### Task prompt
Copy every line of the following data that includes the string "uruchomiony".

### Extracted information

+++++

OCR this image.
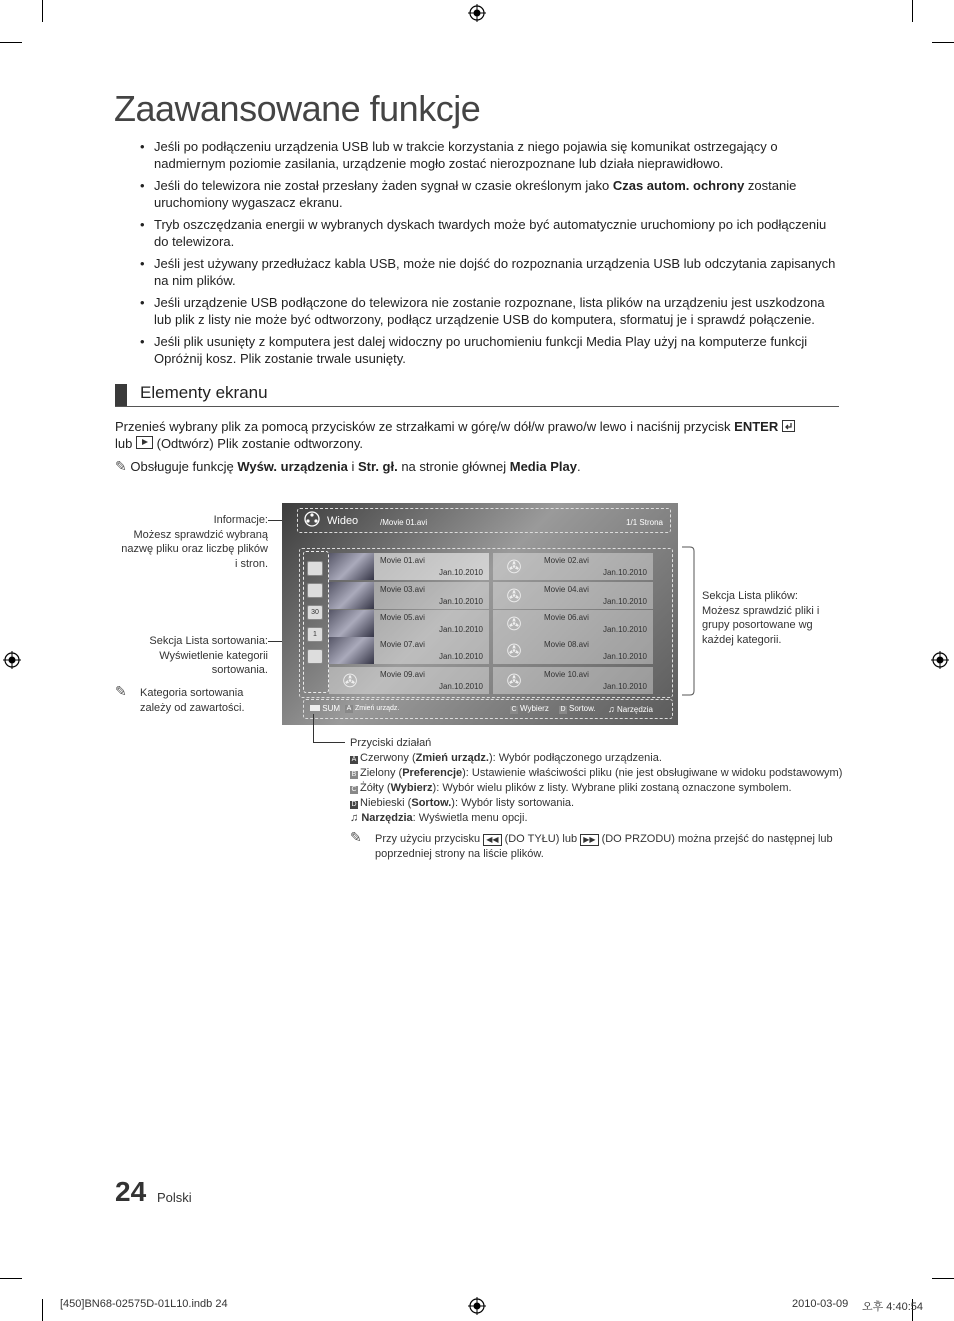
Zaawansowane funkcje
• Jeśli po podłączeniu urządzenia USB lub w trakcie korzystania z niego pojawia się komunikat ostrzegający o nadmiernym poziomie zasilania, urządzenie mogło zostać nierozpoznane lub działa nieprawidłowo.
• Jeśli do telewizora nie został przesłany żaden sygnał w czasie określonym jako Czas autom. ochrony zostanie uruchomiony wygaszacz ekranu.
• Tryb oszczędzania energii w wybranych dyskach twardych może być automatycznie uruchomiony po ich podłączeniu do telewizora.
• Jeśli jest używany przedłużacz kabla USB, może nie dojść do rozpoznania urządzenia USB lub odczytania zapisanych na nim plików.
• Jeśli urządzenie USB podłączone do telewizora nie zostanie rozpoznane, lista plików na urządzeniu jest uszkodzona lub plik z listy nie może być odtworzony, podłącz urządzenie USB do komputera, sformatuj je i sprawdź połączenie.
• Jeśli plik usunięty z komputera jest dalej widoczny po uruchomieniu funkcji Media Play użyj na komputerze funkcji Opróżnij kosz. Plik zostanie trwale usunięty.
Elementy ekranu
Przenieś wybrany plik za pomocą przycisków ze strzałkami w górę/w dół/w prawo/w lewo i naciśnij przycisk ENTER
lub (Odtwórz) Plik zostanie odtworzony.
✎ Obsługuje funkcję Wyśw. urządzenia i Str. gł. na stronie głównej Media Play.
Informacje:
Możesz sprawdzić wybraną
nazwę pliku oraz liczbę plików
i stron.
Sekcja Lista sortowania:
Wyświetlenie kategorii
sortowania.
✎	Kategoria sortowania
zależy od zawartości.
Sekcja Lista plików:
Możesz sprawdzić pliki i
grupy posortowane wg
każdej kategorii.
Wideo	/Movie 01.avi	1/1 Strona
30
1
Movie 01.avi
Jan.10.2010 ✇	Movie 02.avi
Jan.10.2010
Movie 03.avi
Jan.10.2010 ✇	Movie 04.avi
Jan.10.2010
Movie 05.avi
Jan.10.2010 ✇	Movie 06.avi
Jan.10.2010
Movie 07.avi
Jan.10.2010 ✇	Movie 08.avi
Jan.10.2010
✇	Movie 09.avi
Jan.10.2010 ✇	Movie 10.avi
Jan.10.2010
SUM A Zmień urządz.	C Wybierz D Sortow. ♫ Narzędzia
Przyciski działań
A Czerwony (Zmień urządz.): Wybór podłączonego urządzenia.
B Zielony (Preferencje): Ustawienie właściwości pliku (nie jest obsługiwane w widoku podstawowym)
C Żółty (Wybierz): Wybór wielu plików z listy. Wybrane pliki zostaną oznaczone symbolem.
D Niebieski (Sortow.): Wybór listy sortowania.
♫ Narzędzia: Wyświetla menu opcji.
✎ Przy użyciu przycisku ◀◀ (DO TYŁU) lub ▶▶ (DO PRZODU) można przejść do następnej lub
poprzedniej strony na liście plików.
24 Polski
[450]BN68-02575D-01L10.indb 24	2010-03-09 오후 4:40:54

+++++

### Written response
• Jeśli do telewizora nie został przesłany żaden sygnał w czasie określonym jako Czas autom. ochrony zostanie uruchomiony wygaszacz ekranu.
• Tryb oszczędzania energii w wybranych dyskach twardych może być automatycznie uruchomiony po ich podłączeniu do telewizora.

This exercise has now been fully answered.